▶ **DATA EXTRACT**

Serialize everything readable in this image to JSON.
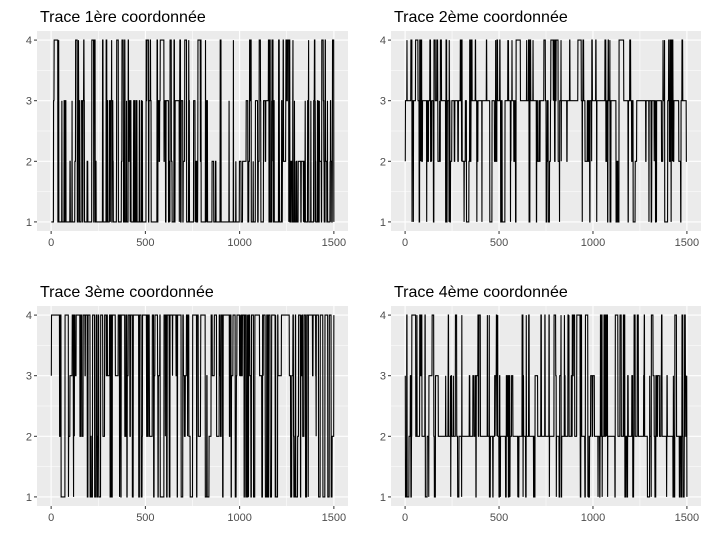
{
  "chart_data": [
    {
      "type": "line",
      "title": "Trace 1ère coordonnée",
      "xlim": [
        -75,
        1575
      ],
      "ylim": [
        0.85,
        4.15
      ],
      "x_ticks": [
        0,
        500,
        1000,
        1500
      ],
      "y_ticks": [
        1,
        2,
        3,
        4
      ],
      "n_points": 1500,
      "value_set": [
        1,
        2,
        3,
        4
      ],
      "start_value": 1,
      "end_value": 1,
      "approx_frequency": {
        "1": 0.5,
        "2": 0.15,
        "3": 0.17,
        "4": 0.18
      },
      "grid": true,
      "background": "#ebebeb",
      "line_color": "#000000"
    },
    {
      "type": "line",
      "title": "Trace 2ème coordonnée",
      "xlim": [
        -75,
        1575
      ],
      "ylim": [
        0.85,
        4.15
      ],
      "x_ticks": [
        0,
        500,
        1000,
        1500
      ],
      "y_ticks": [
        1,
        2,
        3,
        4
      ],
      "n_points": 1500,
      "value_set": [
        1,
        2,
        3,
        4
      ],
      "start_value": 2,
      "end_value": 2,
      "approx_frequency": {
        "1": 0.12,
        "2": 0.13,
        "3": 0.6,
        "4": 0.15
      },
      "grid": true,
      "background": "#ebebeb",
      "line_color": "#000000"
    },
    {
      "type": "line",
      "title": "Trace 3ème coordonnée",
      "xlim": [
        -75,
        1575
      ],
      "ylim": [
        0.85,
        4.15
      ],
      "x_ticks": [
        0,
        500,
        1000,
        1500
      ],
      "y_ticks": [
        1,
        2,
        3,
        4
      ],
      "n_points": 1500,
      "value_set": [
        1,
        2,
        3,
        4
      ],
      "start_value": 3,
      "end_value": 4,
      "approx_frequency": {
        "1": 0.2,
        "2": 0.1,
        "3": 0.12,
        "4": 0.58
      },
      "grid": true,
      "background": "#ebebeb",
      "line_color": "#000000"
    },
    {
      "type": "line",
      "title": "Trace 4ème coordonnée",
      "xlim": [
        -75,
        1575
      ],
      "ylim": [
        0.85,
        4.15
      ],
      "x_ticks": [
        0,
        500,
        1000,
        1500
      ],
      "y_ticks": [
        1,
        2,
        3,
        4
      ],
      "n_points": 1500,
      "value_set": [
        1,
        2,
        3,
        4
      ],
      "start_value": 3,
      "end_value": 1,
      "approx_frequency": {
        "1": 0.12,
        "2": 0.6,
        "3": 0.13,
        "4": 0.15
      },
      "grid": true,
      "background": "#ebebeb",
      "line_color": "#000000"
    }
  ]
}
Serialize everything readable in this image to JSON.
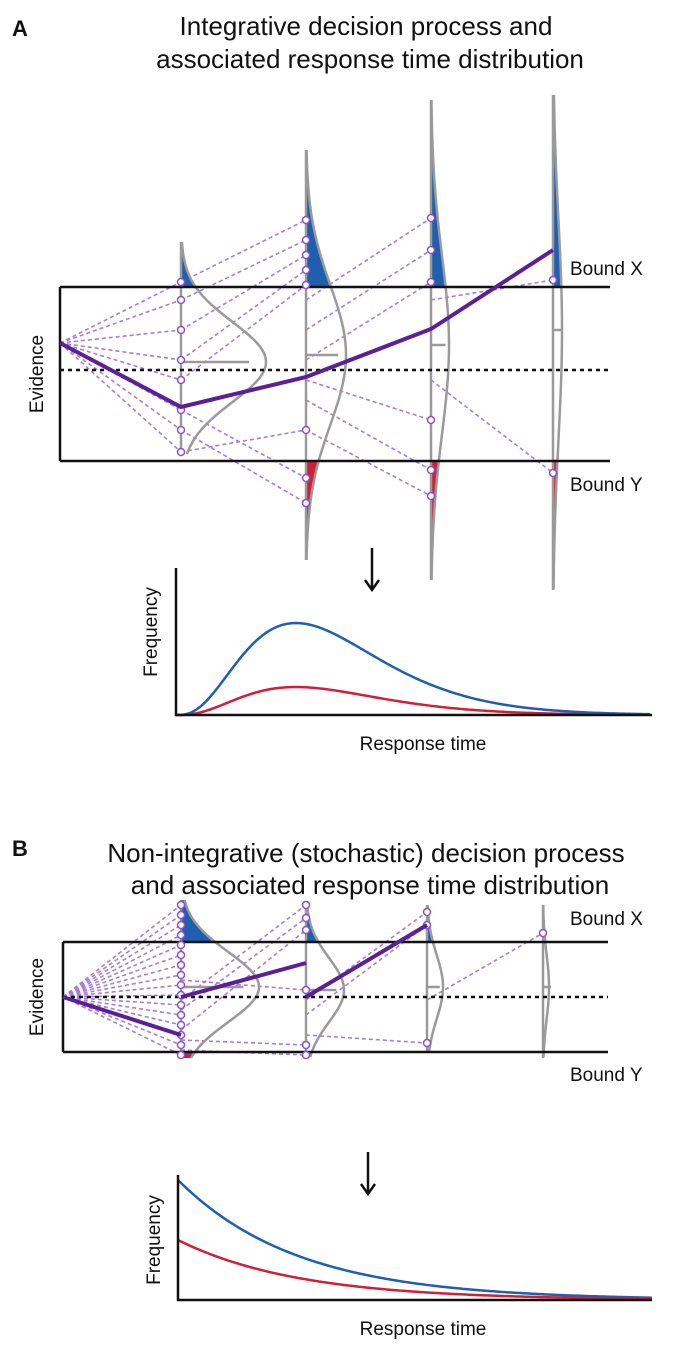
{
  "panels": [
    {
      "label": "A",
      "title_lines": [
        "Integrative decision process and",
        "associated response time distribution"
      ],
      "bound_x": "Bound X",
      "bound_y": "Bound Y",
      "y_label": "Evidence",
      "dist_y_label": "Frequency",
      "dist_x_label": "Response time"
    },
    {
      "label": "B",
      "title_lines": [
        "Non-integrative (stochastic) decision process",
        "and associated response time distribution"
      ],
      "bound_x": "Bound X",
      "bound_y": "Bound Y",
      "y_label": "Evidence",
      "dist_y_label": "Frequency",
      "dist_x_label": "Response time"
    }
  ]
}
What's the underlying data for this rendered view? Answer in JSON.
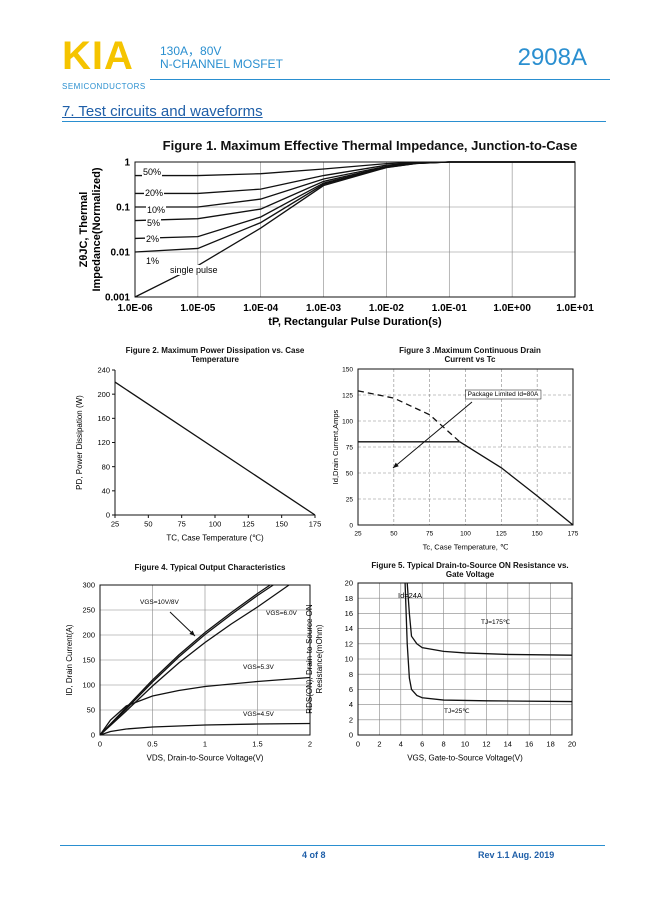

▶ **DIRECTION**
Extract from the data every line where "Trace" shows up.

▶ **SOLVED EXERCISE**
      "title": "Trace 1ère coordonnée",
      "title": "Trace 2ème coordonnée",
      "title": "Trace 3ème coordonnée",
      "title": "Trace 4ème coordonnée",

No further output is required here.